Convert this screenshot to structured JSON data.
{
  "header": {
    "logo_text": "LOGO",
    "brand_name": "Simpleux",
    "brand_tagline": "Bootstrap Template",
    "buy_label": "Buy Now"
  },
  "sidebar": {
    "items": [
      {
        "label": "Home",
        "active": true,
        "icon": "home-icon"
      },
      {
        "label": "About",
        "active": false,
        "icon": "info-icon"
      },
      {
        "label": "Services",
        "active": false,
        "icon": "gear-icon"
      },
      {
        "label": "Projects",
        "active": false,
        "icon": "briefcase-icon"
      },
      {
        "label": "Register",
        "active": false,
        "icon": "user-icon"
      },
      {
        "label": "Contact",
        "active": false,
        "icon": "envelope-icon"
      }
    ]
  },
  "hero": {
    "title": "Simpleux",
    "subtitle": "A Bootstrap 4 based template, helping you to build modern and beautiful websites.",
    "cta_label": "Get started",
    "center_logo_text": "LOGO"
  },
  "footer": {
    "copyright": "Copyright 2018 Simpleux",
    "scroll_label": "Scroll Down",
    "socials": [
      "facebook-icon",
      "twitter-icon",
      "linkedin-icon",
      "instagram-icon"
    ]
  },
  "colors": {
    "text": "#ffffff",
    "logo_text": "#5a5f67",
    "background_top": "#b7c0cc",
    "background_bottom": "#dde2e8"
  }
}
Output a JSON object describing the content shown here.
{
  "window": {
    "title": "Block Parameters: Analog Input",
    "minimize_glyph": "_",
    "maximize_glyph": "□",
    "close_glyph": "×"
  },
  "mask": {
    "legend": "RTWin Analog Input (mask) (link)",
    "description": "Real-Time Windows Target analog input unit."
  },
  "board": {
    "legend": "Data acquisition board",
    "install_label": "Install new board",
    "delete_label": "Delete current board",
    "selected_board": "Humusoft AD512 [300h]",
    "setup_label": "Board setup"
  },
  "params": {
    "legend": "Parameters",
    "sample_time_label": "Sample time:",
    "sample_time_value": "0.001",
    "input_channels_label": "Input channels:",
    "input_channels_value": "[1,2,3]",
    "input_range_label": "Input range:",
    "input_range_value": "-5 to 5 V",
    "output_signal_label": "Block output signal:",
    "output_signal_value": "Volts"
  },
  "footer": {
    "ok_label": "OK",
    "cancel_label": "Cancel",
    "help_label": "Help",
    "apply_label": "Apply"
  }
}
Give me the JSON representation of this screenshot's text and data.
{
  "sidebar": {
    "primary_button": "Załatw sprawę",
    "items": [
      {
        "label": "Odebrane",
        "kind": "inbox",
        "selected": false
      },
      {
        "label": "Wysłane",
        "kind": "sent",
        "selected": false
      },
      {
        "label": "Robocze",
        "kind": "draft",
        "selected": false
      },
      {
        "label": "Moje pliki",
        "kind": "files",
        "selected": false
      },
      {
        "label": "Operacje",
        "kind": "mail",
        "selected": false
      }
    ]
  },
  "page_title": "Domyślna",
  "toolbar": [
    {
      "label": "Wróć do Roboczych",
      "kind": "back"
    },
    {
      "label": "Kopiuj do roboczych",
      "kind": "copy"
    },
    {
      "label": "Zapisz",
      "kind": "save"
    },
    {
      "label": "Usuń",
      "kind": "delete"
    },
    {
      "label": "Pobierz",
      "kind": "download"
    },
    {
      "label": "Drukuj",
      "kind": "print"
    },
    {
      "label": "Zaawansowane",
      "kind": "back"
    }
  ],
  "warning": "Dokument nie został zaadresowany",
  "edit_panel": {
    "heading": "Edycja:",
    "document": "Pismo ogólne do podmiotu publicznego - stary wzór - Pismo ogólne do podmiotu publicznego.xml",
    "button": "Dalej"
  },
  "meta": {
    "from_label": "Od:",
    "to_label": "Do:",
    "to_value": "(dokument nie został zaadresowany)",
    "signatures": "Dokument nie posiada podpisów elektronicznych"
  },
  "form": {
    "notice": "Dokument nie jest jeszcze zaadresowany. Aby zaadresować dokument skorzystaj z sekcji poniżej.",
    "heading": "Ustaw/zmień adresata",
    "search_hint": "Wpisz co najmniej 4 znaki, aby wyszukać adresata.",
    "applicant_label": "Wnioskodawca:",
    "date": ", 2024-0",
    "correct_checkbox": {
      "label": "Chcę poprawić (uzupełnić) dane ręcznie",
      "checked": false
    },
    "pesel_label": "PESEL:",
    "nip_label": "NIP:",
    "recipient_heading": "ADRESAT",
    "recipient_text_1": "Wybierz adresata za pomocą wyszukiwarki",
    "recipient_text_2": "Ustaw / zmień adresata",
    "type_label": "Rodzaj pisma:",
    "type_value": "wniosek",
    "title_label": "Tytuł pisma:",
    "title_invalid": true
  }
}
__________________________________________________
> _Set task_:
In the listing above, find the lines holding the word "został" and copy them.

> _Final result_:
  "warning": "Dokument nie został zaadresowany",
    "to_value": "(dokument nie został zaadresowany)",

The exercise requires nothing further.